* GIVEN PROBLEM *
Reproduce the lines of the material verbatim, beginning at the line that contains "bar [186, 136, 232, 140]" and stopping after the line that contains "bar [750, 54, 796, 118]".

[Element and region data]
☆ ☆ ☆ ☆

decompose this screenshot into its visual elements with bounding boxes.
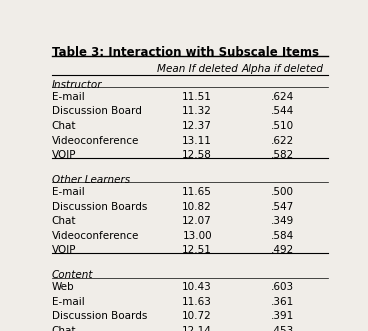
Text: E-mail: E-mail [52, 297, 84, 307]
Text: 11.32: 11.32 [182, 107, 212, 117]
Text: Alpha if deleted: Alpha if deleted [242, 64, 324, 74]
Text: VOIP: VOIP [52, 150, 76, 160]
Text: 13.11: 13.11 [182, 136, 212, 146]
Text: .492: .492 [271, 245, 294, 255]
Text: Chat: Chat [52, 326, 76, 331]
Text: .349: .349 [271, 216, 294, 226]
Text: .361: .361 [271, 297, 294, 307]
Text: 12.07: 12.07 [182, 216, 212, 226]
Text: .582: .582 [271, 150, 294, 160]
Text: 10.82: 10.82 [182, 202, 212, 212]
Text: .603: .603 [271, 282, 294, 292]
Text: .453: .453 [271, 326, 294, 331]
Text: 12.51: 12.51 [182, 245, 212, 255]
Text: E-mail: E-mail [52, 92, 84, 102]
Text: Web: Web [52, 282, 74, 292]
Text: Discussion Board: Discussion Board [52, 107, 142, 117]
Text: Discussion Boards: Discussion Boards [52, 311, 147, 321]
Text: Other Learners: Other Learners [52, 175, 130, 185]
Text: .391: .391 [271, 311, 294, 321]
Text: 10.43: 10.43 [182, 282, 212, 292]
Text: Table 3: Interaction with Subscale Items: Table 3: Interaction with Subscale Items [52, 46, 319, 59]
Text: .500: .500 [271, 187, 294, 197]
Text: .547: .547 [271, 202, 294, 212]
Text: Content: Content [52, 270, 93, 280]
Text: 11.51: 11.51 [182, 92, 212, 102]
Text: .544: .544 [271, 107, 294, 117]
Text: .622: .622 [271, 136, 294, 146]
Text: Mean If deleted: Mean If deleted [157, 64, 238, 74]
Text: 12.58: 12.58 [182, 150, 212, 160]
Text: VOIP: VOIP [52, 245, 76, 255]
Text: 11.65: 11.65 [182, 187, 212, 197]
Text: Chat: Chat [52, 216, 76, 226]
Text: 12.14: 12.14 [182, 326, 212, 331]
Text: 10.72: 10.72 [182, 311, 212, 321]
Text: .584: .584 [271, 231, 294, 241]
Text: .624: .624 [271, 92, 294, 102]
Text: .510: .510 [271, 121, 294, 131]
Text: Videoconference: Videoconference [52, 136, 139, 146]
Text: Videoconference: Videoconference [52, 231, 139, 241]
Text: 11.63: 11.63 [182, 297, 212, 307]
Text: 12.37: 12.37 [182, 121, 212, 131]
Text: Instructor: Instructor [52, 80, 102, 90]
Text: Chat: Chat [52, 121, 76, 131]
Text: 13.00: 13.00 [182, 231, 212, 241]
Text: E-mail: E-mail [52, 187, 84, 197]
Text: Discussion Boards: Discussion Boards [52, 202, 147, 212]
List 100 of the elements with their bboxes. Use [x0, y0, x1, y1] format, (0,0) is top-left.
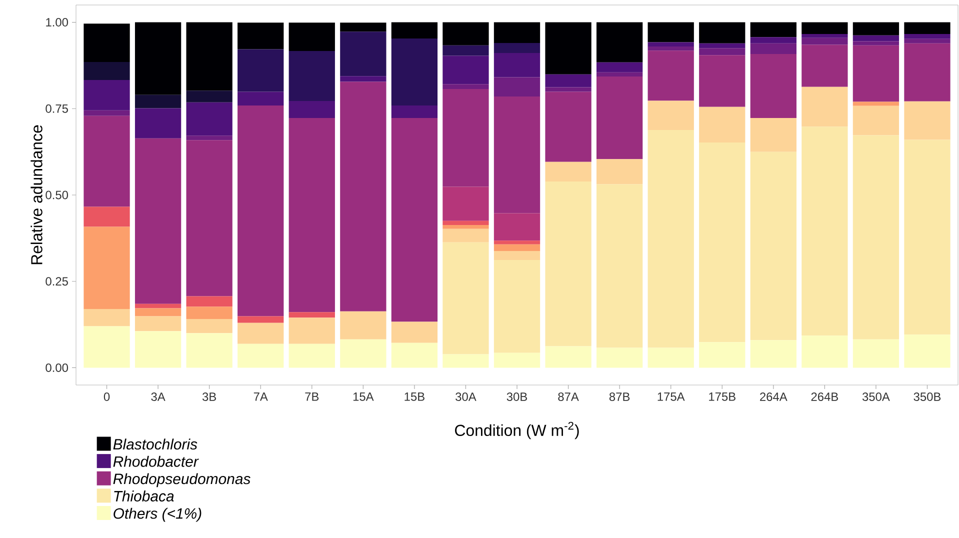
bar [186, 136, 232, 140]
bar [750, 118, 796, 152]
bar [596, 348, 643, 368]
bar [442, 84, 489, 89]
bar [238, 322, 284, 344]
bar [238, 92, 284, 106]
bar [238, 344, 284, 368]
x-tick-label: 264B [811, 392, 838, 401]
bar [186, 90, 232, 102]
bar [442, 186, 489, 221]
bar [545, 22, 592, 74]
bar [494, 22, 540, 43]
bar [699, 22, 746, 44]
bar [802, 22, 848, 34]
bar [596, 184, 643, 348]
bar [134, 138, 182, 304]
bar [852, 339, 900, 368]
bar [186, 140, 232, 296]
x-tick-label: 3B [202, 392, 216, 401]
y-tick-label: 0.25 [46, 277, 68, 286]
bar [186, 333, 232, 368]
bar [750, 22, 796, 38]
bar [84, 110, 130, 116]
bar [186, 102, 232, 136]
bar [442, 56, 489, 84]
x-tick-label: 175B [709, 392, 736, 401]
bar [494, 96, 540, 214]
bar [648, 100, 694, 130]
bar [391, 322, 438, 343]
x-tick-label: 15A [353, 392, 374, 401]
x-tick-label: 87B [609, 392, 630, 401]
bar [238, 106, 284, 316]
y-tick-label: 0.00 [46, 364, 68, 372]
bar [802, 44, 848, 87]
legend-label: Rhodobacter [113, 456, 199, 467]
bar [391, 38, 438, 106]
bar [802, 38, 848, 45]
bar [852, 41, 900, 46]
bar [596, 22, 643, 62]
bar [288, 312, 335, 318]
bar [545, 92, 592, 162]
y-tick-label: 1.00 [46, 18, 68, 26]
bar [84, 309, 130, 326]
bar [442, 225, 489, 229]
x-tick-label: 30B [506, 392, 528, 401]
bar [648, 46, 694, 51]
bar [84, 206, 130, 227]
bar [134, 304, 182, 308]
bar [904, 140, 950, 335]
bar [904, 34, 950, 39]
y-tick-label: 0.50 [46, 190, 68, 200]
bar [238, 22, 284, 50]
bar [904, 334, 950, 368]
bar [750, 152, 796, 340]
bar [802, 336, 848, 368]
y-tick-label: 0.75 [46, 104, 68, 113]
bar [288, 50, 335, 102]
bar [186, 296, 232, 307]
bar [750, 340, 796, 368]
legend-label: Others (<1%) [114, 508, 202, 522]
bar [134, 308, 182, 316]
bar [750, 54, 796, 118]
x-axis-title: Condition (W m$^{-2}$) [455, 422, 579, 440]
bar [648, 42, 694, 46]
bar [134, 331, 182, 368]
bar [545, 74, 592, 88]
x-tick-label: 350A [862, 392, 890, 401]
x-tick-label: 350B [914, 392, 941, 401]
bar [494, 53, 540, 78]
bar [391, 118, 438, 322]
bar [699, 55, 746, 107]
bar [852, 102, 900, 106]
bar [391, 22, 438, 39]
bar [648, 130, 694, 348]
bar [852, 45, 900, 102]
bar [442, 88, 489, 187]
bar [84, 24, 130, 62]
bar [340, 22, 386, 32]
bar [238, 316, 284, 323]
bar [442, 242, 489, 354]
bar [596, 62, 643, 72]
bar [802, 126, 848, 336]
x-tick-label: 30A [456, 392, 476, 401]
bar [494, 250, 540, 260]
bar [84, 326, 130, 368]
bar [340, 339, 386, 368]
bar [545, 182, 592, 346]
bar [545, 346, 592, 368]
bar [852, 135, 900, 340]
bar [134, 94, 182, 108]
bar [904, 43, 950, 102]
bar [494, 260, 540, 353]
bar [186, 319, 232, 334]
bar [238, 49, 284, 92]
bar [288, 22, 335, 51]
bar [84, 116, 130, 207]
bar [340, 82, 386, 312]
bar [134, 316, 182, 332]
bar [442, 354, 489, 368]
bar [904, 38, 950, 44]
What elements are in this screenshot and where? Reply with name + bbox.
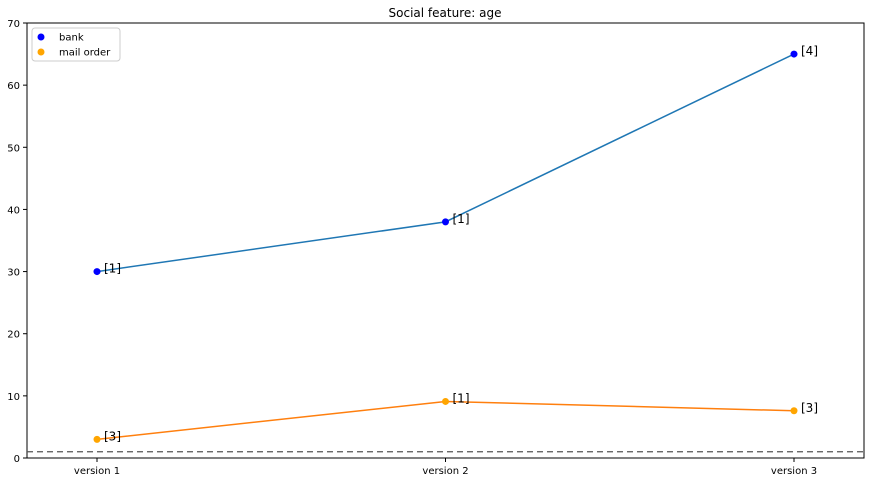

☆ ☆ ☆ ☆

* SOLVED EXERCISE *
bar [186, 136, 232, 140]
bar [750, 118, 796, 152]
bar [596, 348, 643, 368]
bar [442, 84, 489, 89]
bar [238, 322, 284, 344]
bar [238, 92, 284, 106]
bar [238, 344, 284, 368]
x-tick-label: 264B [811, 392, 838, 401]
bar [186, 90, 232, 102]
bar [442, 186, 489, 221]
bar [545, 22, 592, 74]
bar [494, 22, 540, 43]
bar [699, 22, 746, 44]
bar [802, 22, 848, 34]
bar [596, 184, 643, 348]
bar [134, 138, 182, 304]
bar [852, 339, 900, 368]
bar [186, 140, 232, 296]
x-tick-label: 3B [202, 392, 216, 401]
y-tick-label: 0.25 [46, 277, 68, 286]
bar [186, 333, 232, 368]
bar [750, 22, 796, 38]
bar [84, 110, 130, 116]
bar [186, 102, 232, 136]
bar [442, 56, 489, 84]
x-tick-label: 175B [709, 392, 736, 401]
bar [494, 96, 540, 214]
bar [648, 100, 694, 130]
bar [391, 322, 438, 343]
x-tick-label: 15A [353, 392, 374, 401]
x-tick-label: 87B [609, 392, 630, 401]
bar [238, 106, 284, 316]
y-tick-label: 0.00 [46, 364, 68, 372]
bar [802, 44, 848, 87]
legend-label: Rhodobacter [113, 456, 199, 467]
bar [391, 38, 438, 106]
bar [802, 38, 848, 45]
bar [852, 41, 900, 46]
bar [596, 22, 643, 62]
bar [288, 312, 335, 318]
bar [545, 92, 592, 162]
y-tick-label: 1.00 [46, 18, 68, 26]
bar [84, 309, 130, 326]
bar [442, 225, 489, 229]
x-tick-label: 30B [506, 392, 528, 401]
bar [648, 46, 694, 51]
bar [84, 206, 130, 227]
bar [134, 304, 182, 308]
bar [904, 140, 950, 335]
bar [904, 34, 950, 39]
y-tick-label: 0.50 [46, 190, 68, 200]
bar [238, 22, 284, 50]
bar [904, 334, 950, 368]
bar [750, 152, 796, 340]
bar [802, 336, 848, 368]
y-tick-label: 0.75 [46, 104, 68, 113]
bar [288, 50, 335, 102]
bar [186, 296, 232, 307]
bar [750, 340, 796, 368]
legend-label: Others (<1%) [114, 508, 202, 522]
bar [134, 308, 182, 316]
bar [750, 54, 796, 118]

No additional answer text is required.